**TEXT BLOCK**

Redditch United
- Full name: Redditch United Football Club
- Nickname: The Reds
- Founded: 1891; 135 years ago (as Redditch Town)
- Ground: Valley Stadium, Redditch
- Capacity: 5,000 (250 seating)
- Coordinates: 52°18′28″N 1°57′06″W﻿ / ﻿52.3078°N 1.9516°W
- Chairman: David Faulkner
- Manager: Jimmy Fry
- League: Southern League Premier Division Central
- 2025–26: Southern League Premier Division Central, 7th of 22
- Website: https://redditchunited.co.uk/
| Home colours | Away colours | Third colours |

= Redditch United F.C. =

Association football club in Redditch, England

Redditch United Football Club is an English football club based in Redditch, Worcestershire. The club participates in the and play their home games at the Valley Stadium.

==History==
They were originally called Redditch and joined the Birmingham and District League in 1921. After the war, they played in the Birmingham Combination, and were champions in 1953, before returning to the Birmingham and District.

In 1971, they changed their name to Redditch United and the following season joined the Southern League. In 1975–76, they won Division One North and were promoted to the Premier Division. In 1978–79, they finished eighth in the league, and became founder members of the Alliance Premier League. However, they finished bottom in their first season, and dropped into the Southern League's Midland Division.

After finishing as runners-up in 1985–86, the club were promoted to the Premier Division, where they remained until relegation in 1989. The following season, they reached the first round of the FA Cup, losing 3–1 to Merthyr Tydfil. In 2003–04, the club won the Southern League Western Division, and then joined Conference North.

**CHALLENGE A**
Reproduce the passage of the Redditch United article between "In 1971, they" and "joined Conference North.", inclusive.
**CHALLENGE B**
Pick up the history of Redditch United Football Club after its last sentence and carry it forward.

**SOURCE DATA**
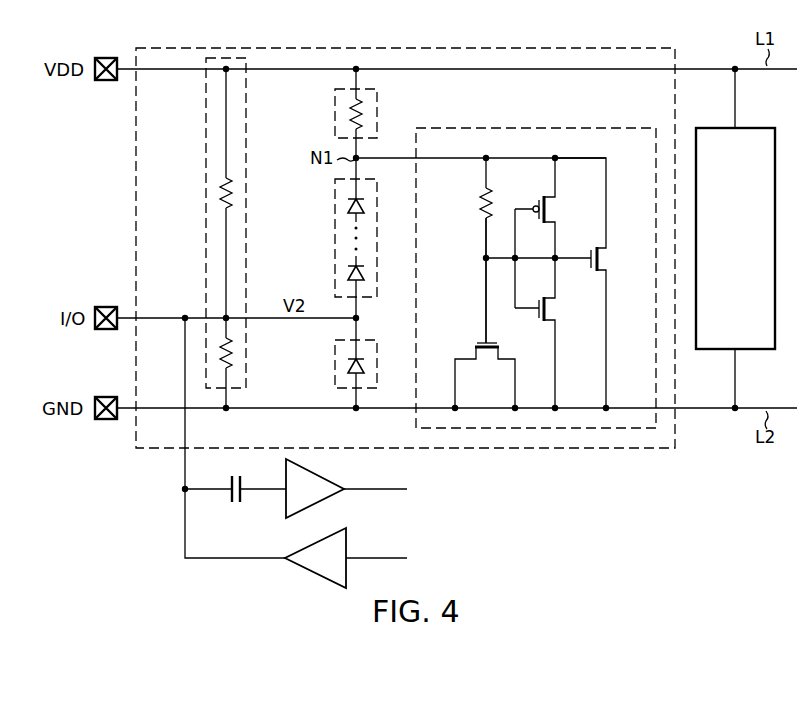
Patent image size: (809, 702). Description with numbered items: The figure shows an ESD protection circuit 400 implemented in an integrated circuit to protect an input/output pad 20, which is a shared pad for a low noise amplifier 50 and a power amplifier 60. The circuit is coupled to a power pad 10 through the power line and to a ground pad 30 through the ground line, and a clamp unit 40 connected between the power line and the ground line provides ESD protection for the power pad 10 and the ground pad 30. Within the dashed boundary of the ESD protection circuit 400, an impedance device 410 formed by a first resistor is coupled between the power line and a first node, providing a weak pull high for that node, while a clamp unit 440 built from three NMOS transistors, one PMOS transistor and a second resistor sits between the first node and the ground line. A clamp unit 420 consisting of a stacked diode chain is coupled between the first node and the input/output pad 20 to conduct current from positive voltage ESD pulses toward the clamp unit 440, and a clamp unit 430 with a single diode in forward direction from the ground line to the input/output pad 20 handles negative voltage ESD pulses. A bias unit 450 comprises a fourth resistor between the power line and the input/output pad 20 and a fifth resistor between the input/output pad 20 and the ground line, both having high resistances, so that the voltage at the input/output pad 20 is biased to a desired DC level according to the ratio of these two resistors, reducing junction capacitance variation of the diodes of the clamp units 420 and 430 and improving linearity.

**FINAL ANSWER A**
In 1971, they changed their name to Redditch United and the following season joined the Southern League. In 1975–76, they won Division One North and were promoted to the Premier Division. In 1978–79, they finished eighth in the league, and became founder members of the Alliance Premier League. However, they finished bottom in their first season, and dropped into the Southern League's Midland Division.

After finishing as runners-up in 1985–86, the club were promoted to the Premier Division, where they remained until relegation in 1989. The following season, they reached the first round of the FA Cup, losing 3–1 to Merthyr Tydfil. In 2003–04, the club won the Southern League Western Division, and then joined Conference North.

**FINAL ANSWER B**
On 17 March 2011, businessman Chris Swan took over the club, after a previous attempt to purchase Kidderminster Harriers fell through. A short time later, in May 2011, the club was relegated from the Conference North after finishing bottom of the division.

Redditch United returned to the Southern Premier Division for the 2011-12 season following their relegation the previous season. At the end of the 2015-16 season, the club finished second in the division under the management of Liam McDonald, but were denied promotion after losing in the play-off semi-finals to Leamington on penalty kicks.

==Players==
===Current squad===

The Southern Football League does not use a squad numbering system.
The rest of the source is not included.